Saved entries
╔══

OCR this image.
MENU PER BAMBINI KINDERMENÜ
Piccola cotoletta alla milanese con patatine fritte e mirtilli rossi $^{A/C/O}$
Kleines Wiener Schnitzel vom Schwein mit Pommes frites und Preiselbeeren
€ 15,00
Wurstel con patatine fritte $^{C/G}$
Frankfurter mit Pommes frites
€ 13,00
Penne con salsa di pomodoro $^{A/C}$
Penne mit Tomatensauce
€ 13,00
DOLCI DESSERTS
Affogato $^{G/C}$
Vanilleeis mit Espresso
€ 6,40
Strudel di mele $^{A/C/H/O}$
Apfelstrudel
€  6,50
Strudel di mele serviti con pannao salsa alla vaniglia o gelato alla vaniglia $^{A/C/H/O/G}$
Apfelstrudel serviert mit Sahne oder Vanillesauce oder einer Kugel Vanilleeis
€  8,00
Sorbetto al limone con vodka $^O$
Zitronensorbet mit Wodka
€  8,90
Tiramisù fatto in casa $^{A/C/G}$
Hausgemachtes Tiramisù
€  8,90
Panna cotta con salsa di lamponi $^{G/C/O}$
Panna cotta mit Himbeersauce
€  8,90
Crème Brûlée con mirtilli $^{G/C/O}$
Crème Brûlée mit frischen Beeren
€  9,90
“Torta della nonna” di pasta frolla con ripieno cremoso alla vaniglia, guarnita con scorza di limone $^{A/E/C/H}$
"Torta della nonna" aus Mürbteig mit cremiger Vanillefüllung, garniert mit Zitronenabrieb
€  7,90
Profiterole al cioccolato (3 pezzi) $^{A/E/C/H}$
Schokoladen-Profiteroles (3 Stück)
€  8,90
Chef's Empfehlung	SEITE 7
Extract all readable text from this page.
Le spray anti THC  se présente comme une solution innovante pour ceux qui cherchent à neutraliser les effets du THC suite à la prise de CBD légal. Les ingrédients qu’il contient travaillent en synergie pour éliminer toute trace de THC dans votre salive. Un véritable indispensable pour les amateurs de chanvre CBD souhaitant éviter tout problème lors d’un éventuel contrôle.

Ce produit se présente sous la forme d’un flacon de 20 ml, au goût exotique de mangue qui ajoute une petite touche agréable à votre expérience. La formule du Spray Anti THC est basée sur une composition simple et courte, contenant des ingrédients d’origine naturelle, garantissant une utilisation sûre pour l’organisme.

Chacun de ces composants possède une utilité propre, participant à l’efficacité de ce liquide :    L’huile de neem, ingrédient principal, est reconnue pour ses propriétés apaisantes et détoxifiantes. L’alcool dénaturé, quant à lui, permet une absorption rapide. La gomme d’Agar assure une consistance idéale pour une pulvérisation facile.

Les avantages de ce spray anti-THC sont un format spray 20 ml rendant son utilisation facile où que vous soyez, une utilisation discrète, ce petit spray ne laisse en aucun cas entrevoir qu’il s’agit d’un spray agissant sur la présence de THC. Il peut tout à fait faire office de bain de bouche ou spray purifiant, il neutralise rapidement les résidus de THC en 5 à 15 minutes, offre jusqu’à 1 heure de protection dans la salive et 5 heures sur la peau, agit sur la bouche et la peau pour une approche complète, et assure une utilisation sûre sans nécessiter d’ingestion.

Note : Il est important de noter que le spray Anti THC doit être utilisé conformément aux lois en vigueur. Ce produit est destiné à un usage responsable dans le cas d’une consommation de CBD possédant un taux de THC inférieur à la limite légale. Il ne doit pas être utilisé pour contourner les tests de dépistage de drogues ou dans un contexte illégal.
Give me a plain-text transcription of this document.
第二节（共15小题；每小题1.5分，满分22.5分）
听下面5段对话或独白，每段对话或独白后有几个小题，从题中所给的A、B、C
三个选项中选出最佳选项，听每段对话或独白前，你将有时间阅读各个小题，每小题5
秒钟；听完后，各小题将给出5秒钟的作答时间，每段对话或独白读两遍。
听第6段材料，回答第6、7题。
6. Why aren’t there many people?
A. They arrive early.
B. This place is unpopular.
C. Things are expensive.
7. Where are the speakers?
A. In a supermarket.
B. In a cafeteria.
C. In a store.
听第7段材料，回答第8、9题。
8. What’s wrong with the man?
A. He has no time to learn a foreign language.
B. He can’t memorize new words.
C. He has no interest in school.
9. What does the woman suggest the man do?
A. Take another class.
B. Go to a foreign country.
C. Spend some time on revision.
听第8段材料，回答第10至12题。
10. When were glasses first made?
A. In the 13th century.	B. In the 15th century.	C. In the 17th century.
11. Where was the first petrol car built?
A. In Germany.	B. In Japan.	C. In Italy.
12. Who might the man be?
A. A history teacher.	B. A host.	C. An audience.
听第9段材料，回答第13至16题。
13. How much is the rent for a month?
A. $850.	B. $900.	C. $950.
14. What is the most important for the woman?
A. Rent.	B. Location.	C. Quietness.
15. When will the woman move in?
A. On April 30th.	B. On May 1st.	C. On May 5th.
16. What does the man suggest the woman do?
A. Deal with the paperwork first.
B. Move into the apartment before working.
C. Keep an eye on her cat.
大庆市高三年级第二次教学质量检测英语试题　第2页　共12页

╚══

Task to complete: Print the records once more, exactly as they were given.

Answer in full:
OCR this image.
MENU PER BAMBINI KINDERMENÜ
Piccola cotoletta alla milanese con patatine fritte e mirtilli rossi $^{A/C/O}$
Kleines Wiener Schnitzel vom Schwein mit Pommes frites und Preiselbeeren
€ 15,00
Wurstel con patatine fritte $^{C/G}$
Frankfurter mit Pommes frites
€ 13,00
Penne con salsa di pomodoro $^{A/C}$
Penne mit Tomatensauce
€ 13,00
DOLCI DESSERTS
Affogato $^{G/C}$
Vanilleeis mit Espresso
€ 6,40
Strudel di mele $^{A/C/H/O}$
Apfelstrudel
€  6,50
Strudel di mele serviti con pannao salsa alla vaniglia o gelato alla vaniglia $^{A/C/H/O/G}$
Apfelstrudel serviert mit Sahne oder Vanillesauce oder einer Kugel Vanilleeis
€  8,00
Sorbetto al limone con vodka $^O$
Zitronensorbet mit Wodka
€  8,90
Tiramisù fatto in casa $^{A/C/G}$
Hausgemachtes Tiramisù
€  8,90
Panna cotta con salsa di lamponi $^{G/C/O}$
Panna cotta mit Himbeersauce
€  8,90
Crème Brûlée con mirtilli $^{G/C/O}$
Crème Brûlée mit frischen Beeren
€  9,90
“Torta della nonna” di pasta frolla con ripieno cremoso alla vaniglia, guarnita con scorza di limone $^{A/E/C/H}$
"Torta della nonna" aus Mürbteig mit cremiger Vanillefüllung, garniert mit Zitronenabrieb
€  7,90
Profiterole al cioccolato (3 pezzi) $^{A/E/C/H}$
Schokoladen-Profiteroles (3 Stück)
€  8,90
Chef's Empfehlung	SEITE 7
Extract all readable text from this page.
Le spray anti THC  se présente comme une solution innovante pour ceux qui cherchent à neutraliser les effets du THC suite à la prise de CBD légal. Les ingrédients qu’il contient travaillent en synergie pour éliminer toute trace de THC dans votre salive. Un véritable indispensable pour les amateurs de chanvre CBD souhaitant éviter tout problème lors d’un éventuel contrôle.

Ce produit se présente sous la forme d’un flacon de 20 ml, au goût exotique de mangue qui ajoute une petite touche agréable à votre expérience. La formule du Spray Anti THC est basée sur une composition simple et courte, contenant des ingrédients d’origine naturelle, garantissant une utilisation sûre pour l’organisme.

Chacun de ces composants possède une utilité propre, participant à l’efficacité de ce liquide :    L’huile de neem, ingrédient principal, est reconnue pour ses propriétés apaisantes et détoxifiantes. L’alcool dénaturé, quant à lui, permet une absorption rapide. La gomme d’Agar assure une consistance idéale pour une pulvérisation facile.

Les avantages de ce spray anti-THC sont un format spray 20 ml rendant son utilisation facile où que vous soyez, une utilisation discrète, ce petit spray ne laisse en aucun cas entrevoir qu’il s’agit d’un spray agissant sur la présence de THC. Il peut tout à fait faire office de bain de bouche ou spray purifiant, il neutralise rapidement les résidus de THC en 5 à 15 minutes, offre jusqu’à 1 heure de protection dans la salive et 5 heures sur la peau, agit sur la bouche et la peau pour une approche complète, et assure une utilisation sûre sans nécessiter d’ingestion.

Note : Il est important de noter que le spray Anti THC doit être utilisé conformément aux lois en vigueur. Ce produit est destiné à un usage responsable dans le cas d’une consommation de CBD possédant un taux de THC inférieur à la limite légale. Il ne doit pas être utilisé pour contourner les tests de dépistage de drogues ou dans un contexte illégal.
Give me a plain-text transcription of this document.
第二节（共15小题；每小题1.5分，满分22.5分）
听下面5段对话或独白，每段对话或独白后有几个小题，从题中所给的A、B、C
三个选项中选出最佳选项，听每段对话或独白前，你将有时间阅读各个小题，每小题5
秒钟；听完后，各小题将给出5秒钟的作答时间，每段对话或独白读两遍。
听第6段材料，回答第6、7题。
6. Why aren’t there many people?
A. They arrive early.
B. This place is unpopular.
C. Things are expensive.
7. Where are the speakers?
A. In a supermarket.
B. In a cafeteria.
C. In a store.
听第7段材料，回答第8、9题。
8. What’s wrong with the man?
A. He has no time to learn a foreign language.
B. He can’t memorize new words.
C. He has no interest in school.
9. What does the woman suggest the man do?
A. Take another class.
B. Go to a foreign country.
C. Spend some time on revision.
听第8段材料，回答第10至12题。
10. When were glasses first made?
A. In the 13th century.	B. In the 15th century.	C. In the 17th century.
11. Where was the first petrol car built?
A. In Germany.	B. In Japan.	C. In Italy.
12. Who might the man be?
A. A history teacher.	B. A host.	C. An audience.
听第9段材料，回答第13至16题。
13. How much is the rent for a month?
A. $850.	B. $900.	C. $950.
14. What is the most important for the woman?
A. Rent.	B. Location.	C. Quietness.
15. When will the woman move in?
A. On April 30th.	B. On May 1st.	C. On May 5th.
16. What does the man suggest the woman do?
A. Deal with the paperwork first.
B. Move into the apartment before working.
C. Keep an eye on her cat.
大庆市高三年级第二次教学质量检测英语试题　第2页　共12页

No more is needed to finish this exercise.